**INSTRUCTIONS FOR THE TASK:**
Please name the Bible edition that the review below examines.

So it may be with the physical Bibles that we use for reading and preaching. For some of us, form is of little regard. We will pick up whatever comes to hand and go forth to battle. Others, more particular, or with a measure of permanence and precision in mind, look for the specific implement that best accentuates whatever natural and honed abilities we might have. That may be true for the general Bible reader, and is likely to be more true for the regular Bible preacher. I want to address both the reader and the preacher in this review, with an eye more to the aficionado than the barbarian.
The subject of my critical gaze will be the Schuyler Quentel Edition of the New King James Version. As a private and public reader and also a preacher of the Bible, I have a keen interest in a physical volume that lends itself to the rigours and demands of consistent and varied use. I would contend that there is real value in the preacher actually carrying a Bible into the pulpit (or any other preaching arena) with him. There is significance in evidently returning to the book in the course of one’s preaching, both by way of spoken and visual reference. It grounds one’s discourse in the very Word of God, with all the implications of authority and sufficiency that such reliance should communicate. And herein lies the problem. Depending on the regularity with and manner in which one refers to the Scriptures, a number of challenges arise. Many preachers, especially as they age, will find that the text of some Bibles is simply too small, or becomes so, leaving the congregation either with the sight of a man’s face replaced by the back of a little book, or regular close-ups of the top of his head as he bends to scour the page. In addition, with repetition comes familiarity, and many preachers can find even the most obscure text in the book and on the page by its location, almost instinctively thumbing to the right spot and casting an eye on the right portion. All this adds up to a more natural and even seamless relationship to the written word in the act of preaching. After a few years, even if one is careful, the Bible over which one pores and paws, perhaps in the armchair and the study, as well as in the pulpit, starts to wear out. The search begins for a new copy, but the desire may be for one which effectively mirrors the previous copy, so that the familiarity and facility are retained. And then the horrific discovery is made that some blighted publisher has only gone and decided to issue seven new editions, none as readable as the earlier ones, and none retaining the same format, often completely retypeset, and all that is now available is the Slovenian Basketweaver’s Edition with hessian cover for the horny-handed sons of toil, available in canary yellow or puce. The disappointment is crushing. One begins to search for some local bookbinder with the requisite skills to get another few years out of your increasingly haggard copy of God’s word.
All facetiousness aside, this is why I would counsel any young man setting out into the ministry, if he is able, to consider investing in one of the Bibles of superior craftsmanship that are currently available. In the same way as an old soldier might become so familiar with his weapon that it pretty much fits in his hand and can be stripped down and built up in his sleep, so a particular copy of the Bible might become almost a part of you, immediately familiar and readily wielded even under the most inauspicious circumstances. The same applies to the reader of the Scriptures: habits of time and place aid retention. Furthermore, familiarity not just with the text in itself but with a particular copy of the text can be a real help in knowing and using our Bibles as individuals, in families, and among friends. For those with a particular kind of memory, looking for something “about there on the page” is an easy way of working.
To be sure, there are times when, like Brownie, one must simply take up whatever lies at hand and go forth to conquer. But it may be that you can invest in a Derek Jeter special that will, because of its superior design and manufacture and catering to your specific capacities, augment your natural abilities and become a lifelong companion and perhaps even a bequest. That may be where a high-end Bible like the Schuyler Quentel NKJV comes into play.

**DATA LINES:**
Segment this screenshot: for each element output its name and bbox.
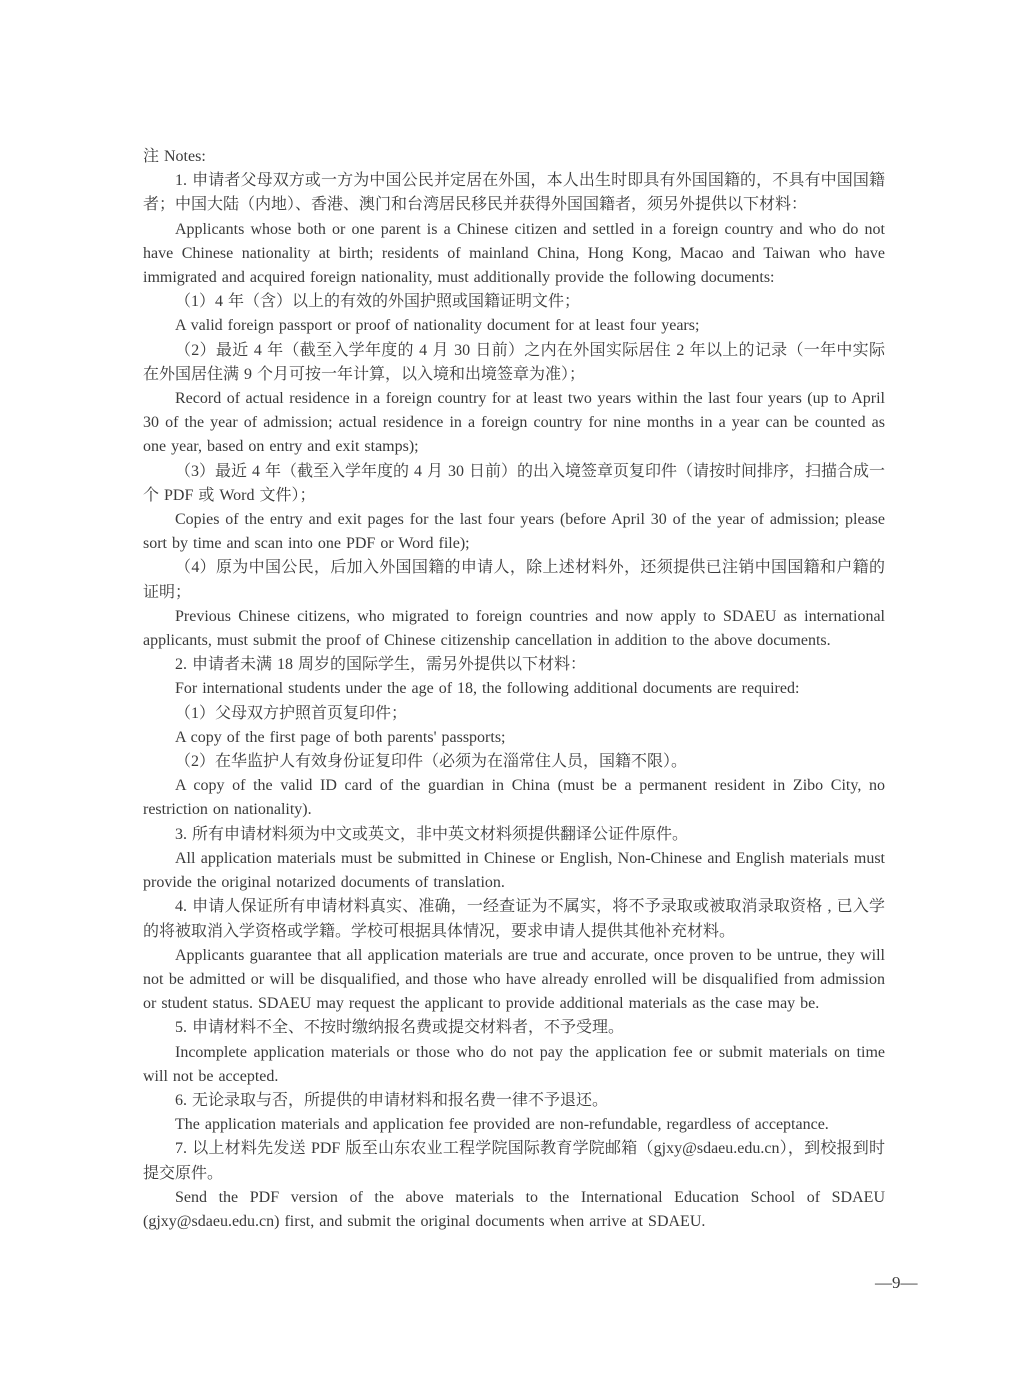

**THE REPLY:**
The Schuyler Quentel Edition of the New King James Version.